◆ **EXTRACT TO READ**

The basic PPW concept is to separate color and contrast moves almost completely. That concept works no matter how much time you have allotted to work on the image. As a rule, however, it’s faster than previous methods, and it can be made much faster.
The text’s emphasis on speed has been controversial with some readers, who say that they are willing to spend as long on their images as required. The criticism misses two points. First, my books are heavily read by professionals, who nowadays often have to process a lot of files on tight deadlines. What workflow to use when the average speed has to be five minutes an image, or three minutes, or one minutes is very relevant to them.
How to work fast is relevant to everyone, however, and this is the second issue. If you take more time considering each decision, probably you will make better decisions. However, my recommendation is that you not take this time, because you are better off hurrying up and then doing a second version (and a third, or a fourth, if you like) from scratch, then blending as appropriate. Doing so offers the possibility of huge gains, which making marginally better decisions in a single-pass approach doesn’t.

◆ **SOURCE DATA**
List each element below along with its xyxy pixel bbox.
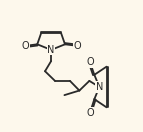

◆ **EXERCISE TASKS**
1. In the image-workflow text:
(a) Which two kinds of moves does the basic PPW concept separate almost completely?
(b) Who, according to the text, reads the author's books heavily?
(c) What does the author recommend instead of taking more time over each decision?
2. Duplicate the part of the image-workflow text that opens with the words containing "The text’s emphasis" and closes with "relevant to them.".

◆ **RESPONSES IN ORDER**
1.
(a) Color and contrast moves.
(b) Professionals.
(c) Hurrying up, then doing a second version (and a third, or a fourth, if you like) from scratch, then blending as appropriate.

2.
The text’s emphasis on speed has been controversial with some readers, who say that they are willing to spend as long on their images as required. The criticism misses two points. First, my books are heavily read by professionals, who nowadays often have to process a lot of files on tight deadlines. What workflow to use when the average speed has to be five minutes an image, or three minutes, or one minutes is very relevant to them.